* Goal of the exercise *
Write out the records word for word, with no pictures.

^^^^^^^^

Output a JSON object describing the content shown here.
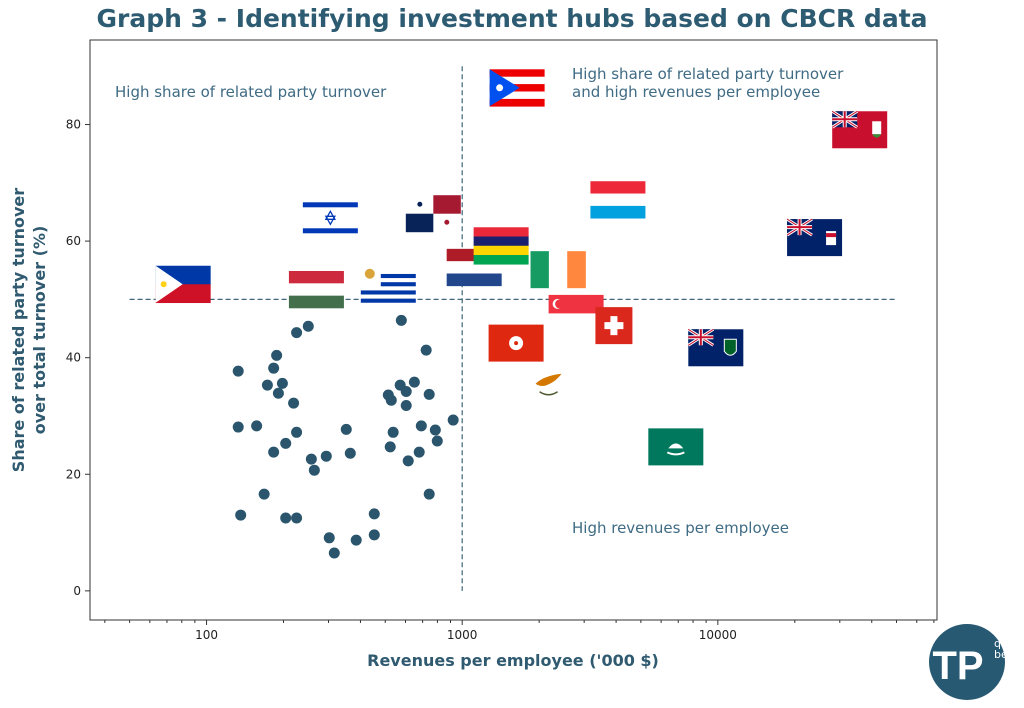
{
  "chart_data": {
    "type": "scatter",
    "title": "Graph 3 - Identifying investment hubs based on CBCR data",
    "xlabel": "Revenues per employee ('000 $)",
    "ylabel_line1": "Share of related party turnover",
    "ylabel_line2": "over total turnover (%)",
    "x_scale": "log",
    "xlim": [
      35,
      72000
    ],
    "ylim": [
      -5,
      94.5
    ],
    "x_ticks": [
      "100",
      "1000",
      "10000"
    ],
    "y_ticks": [
      "0",
      "20",
      "40",
      "60",
      "80"
    ],
    "grid": false,
    "reference_lines": {
      "x": 1000,
      "y": 50
    },
    "annotations": {
      "top_left": "High share of related party turnover",
      "top_right_line1": "High share of related party turnover",
      "top_right_line2": "and high revenues per employee",
      "bottom_right": "High revenues per employee"
    },
    "marker_color": "#2a556c",
    "reference_line_color": "#3d6478",
    "points": [
      [
        578,
        46.4
      ],
      [
        250,
        45.4
      ],
      [
        225,
        44.3
      ],
      [
        723,
        41.3
      ],
      [
        188,
        40.4
      ],
      [
        133,
        37.7
      ],
      [
        183,
        38.2
      ],
      [
        173,
        35.3
      ],
      [
        198,
        35.6
      ],
      [
        191,
        33.9
      ],
      [
        219,
        32.2
      ],
      [
        572,
        35.3
      ],
      [
        650,
        35.8
      ],
      [
        604,
        34.2
      ],
      [
        514,
        33.6
      ],
      [
        528,
        32.7
      ],
      [
        743,
        33.7
      ],
      [
        604,
        31.8
      ],
      [
        133,
        28.1
      ],
      [
        157,
        28.3
      ],
      [
        225,
        27.2
      ],
      [
        204,
        25.3
      ],
      [
        183,
        23.8
      ],
      [
        257,
        22.6
      ],
      [
        264,
        20.7
      ],
      [
        294,
        23.1
      ],
      [
        352,
        27.7
      ],
      [
        365,
        23.6
      ],
      [
        537,
        27.2
      ],
      [
        523,
        24.7
      ],
      [
        692,
        28.3
      ],
      [
        785,
        27.6
      ],
      [
        799,
        25.7
      ],
      [
        679,
        23.8
      ],
      [
        615,
        22.3
      ],
      [
        922,
        29.3
      ],
      [
        168,
        16.6
      ],
      [
        743,
        16.6
      ],
      [
        136,
        13.0
      ],
      [
        204,
        12.5
      ],
      [
        225,
        12.5
      ],
      [
        453,
        13.2
      ],
      [
        302,
        9.1
      ],
      [
        385,
        8.7
      ],
      [
        453,
        9.6
      ],
      [
        316,
        6.5
      ]
    ],
    "flags": [
      {
        "country": "philippines",
        "icon": "flag-philippines-icon",
        "x": 81,
        "y": 52.6
      },
      {
        "country": "hungary",
        "icon": "flag-hungary-icon",
        "x": 269,
        "y": 51.7
      },
      {
        "country": "israel",
        "icon": "flag-israel-icon",
        "x": 305,
        "y": 64.0
      },
      {
        "country": "uruguay",
        "icon": "flag-uruguay-icon",
        "x": 514,
        "y": 52.6
      },
      {
        "country": "panama",
        "icon": "flag-panama-icon",
        "x": 771,
        "y": 64.7
      },
      {
        "country": "netherlands",
        "icon": "flag-netherlands-icon",
        "x": 1114,
        "y": 55.5
      },
      {
        "country": "mauritius",
        "icon": "flag-mauritius-icon",
        "x": 1420,
        "y": 59.2
      },
      {
        "country": "puerto-rico",
        "icon": "flag-puerto-rico-icon",
        "x": 1640,
        "y": 86.3
      },
      {
        "country": "ireland",
        "icon": "flag-ireland-icon",
        "x": 2371,
        "y": 55.1
      },
      {
        "country": "luxembourg",
        "icon": "flag-luxembourg-icon",
        "x": 4066,
        "y": 67.1
      },
      {
        "country": "bermuda",
        "icon": "flag-bermuda-icon",
        "x": 35890,
        "y": 79.1
      },
      {
        "country": "cayman-islands",
        "icon": "flag-cayman-islands-icon",
        "x": 23900,
        "y": 60.6
      },
      {
        "country": "hong-kong",
        "icon": "flag-hong-kong-icon",
        "x": 1625,
        "y": 42.5
      },
      {
        "country": "singapore",
        "icon": "flag-singapore-icon",
        "x": 2790,
        "y": 47.6
      },
      {
        "country": "switzerland",
        "icon": "flag-switzerland-icon",
        "x": 3922,
        "y": 45.5
      },
      {
        "country": "british-virgin-islands",
        "icon": "flag-british-virgin-islands-icon",
        "x": 9820,
        "y": 41.7
      },
      {
        "country": "cyprus",
        "icon": "flag-cyprus-icon",
        "x": 2187,
        "y": 35.1
      },
      {
        "country": "macao",
        "icon": "flag-macao-icon",
        "x": 6850,
        "y": 24.7
      }
    ]
  },
  "logo": {
    "text": "TP",
    "superscript_1": "qu",
    "superscript_2": "be",
    "color": "#275a72"
  }
}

^^^^^^^^

* Response below *
Output a JSON object describing the content shown here.
{
  "chart_data": {
    "type": "scatter",
    "title": "Graph 3 - Identifying investment hubs based on CBCR data",
    "xlabel": "Revenues per employee ('000 $)",
    "ylabel_line1": "Share of related party turnover",
    "ylabel_line2": "over total turnover (%)",
    "x_scale": "log",
    "xlim": [
      35,
      72000
    ],
    "ylim": [
      -5,
      94.5
    ],
    "x_ticks": [
      "100",
      "1000",
      "10000"
    ],
    "y_ticks": [
      "0",
      "20",
      "40",
      "60",
      "80"
    ],
    "grid": false,
    "reference_lines": {
      "x": 1000,
      "y": 50
    },
    "annotations": {
      "top_left": "High share of related party turnover",
      "top_right_line1": "High share of related party turnover",
      "top_right_line2": "and high revenues per employee",
      "bottom_right": "High revenues per employee"
    },
    "marker_color": "#2a556c",
    "reference_line_color": "#3d6478",
    "points": [
      [
        578,
        46.4
      ],
      [
        250,
        45.4
      ],
      [
        225,
        44.3
      ],
      [
        723,
        41.3
      ],
      [
        188,
        40.4
      ],
      [
        133,
        37.7
      ],
      [
        183,
        38.2
      ],
      [
        173,
        35.3
      ],
      [
        198,
        35.6
      ],
      [
        191,
        33.9
      ],
      [
        219,
        32.2
      ],
      [
        572,
        35.3
      ],
      [
        650,
        35.8
      ],
      [
        604,
        34.2
      ],
      [
        514,
        33.6
      ],
      [
        528,
        32.7
      ],
      [
        743,
        33.7
      ],
      [
        604,
        31.8
      ],
      [
        133,
        28.1
      ],
      [
        157,
        28.3
      ],
      [
        225,
        27.2
      ],
      [
        204,
        25.3
      ],
      [
        183,
        23.8
      ],
      [
        257,
        22.6
      ],
      [
        264,
        20.7
      ],
      [
        294,
        23.1
      ],
      [
        352,
        27.7
      ],
      [
        365,
        23.6
      ],
      [
        537,
        27.2
      ],
      [
        523,
        24.7
      ],
      [
        692,
        28.3
      ],
      [
        785,
        27.6
      ],
      [
        799,
        25.7
      ],
      [
        679,
        23.8
      ],
      [
        615,
        22.3
      ],
      [
        922,
        29.3
      ],
      [
        168,
        16.6
      ],
      [
        743,
        16.6
      ],
      [
        136,
        13.0
      ],
      [
        204,
        12.5
      ],
      [
        225,
        12.5
      ],
      [
        453,
        13.2
      ],
      [
        302,
        9.1
      ],
      [
        385,
        8.7
      ],
      [
        453,
        9.6
      ],
      [
        316,
        6.5
      ]
    ],
    "flags": [
      {
        "country": "philippines",
        "icon": "flag-philippines-icon",
        "x": 81,
        "y": 52.6
      },
      {
        "country": "hungary",
        "icon": "flag-hungary-icon",
        "x": 269,
        "y": 51.7
      },
      {
        "country": "israel",
        "icon": "flag-israel-icon",
        "x": 305,
        "y": 64.0
      },
      {
        "country": "uruguay",
        "icon": "flag-uruguay-icon",
        "x": 514,
        "y": 52.6
      },
      {
        "country": "panama",
        "icon": "flag-panama-icon",
        "x": 771,
        "y": 64.7
      },
      {
        "country": "netherlands",
        "icon": "flag-netherlands-icon",
        "x": 1114,
        "y": 55.5
      },
      {
        "country": "mauritius",
        "icon": "flag-mauritius-icon",
        "x": 1420,
        "y": 59.2
      },
      {
        "country": "puerto-rico",
        "icon": "flag-puerto-rico-icon",
        "x": 1640,
        "y": 86.3
      },
      {
        "country": "ireland",
        "icon": "flag-ireland-icon",
        "x": 2371,
        "y": 55.1
      },
      {
        "country": "luxembourg",
        "icon": "flag-luxembourg-icon",
        "x": 4066,
        "y": 67.1
      },
      {
        "country": "bermuda",
        "icon": "flag-bermuda-icon",
        "x": 35890,
        "y": 79.1
      },
      {
        "country": "cayman-islands",
        "icon": "flag-cayman-islands-icon",
        "x": 23900,
        "y": 60.6
      },
      {
        "country": "hong-kong",
        "icon": "flag-hong-kong-icon",
        "x": 1625,
        "y": 42.5
      },
      {
        "country": "singapore",
        "icon": "flag-singapore-icon",
        "x": 2790,
        "y": 47.6
      },
      {
        "country": "switzerland",
        "icon": "flag-switzerland-icon",
        "x": 3922,
        "y": 45.5
      },
      {
        "country": "british-virgin-islands",
        "icon": "flag-british-virgin-islands-icon",
        "x": 9820,
        "y": 41.7
      },
      {
        "country": "cyprus",
        "icon": "flag-cyprus-icon",
        "x": 2187,
        "y": 35.1
      },
      {
        "country": "macao",
        "icon": "flag-macao-icon",
        "x": 6850,
        "y": 24.7
      }
    ]
  },
  "logo": {
    "text": "TP",
    "superscript_1": "qu",
    "superscript_2": "be",
    "color": "#275a72"
  }
}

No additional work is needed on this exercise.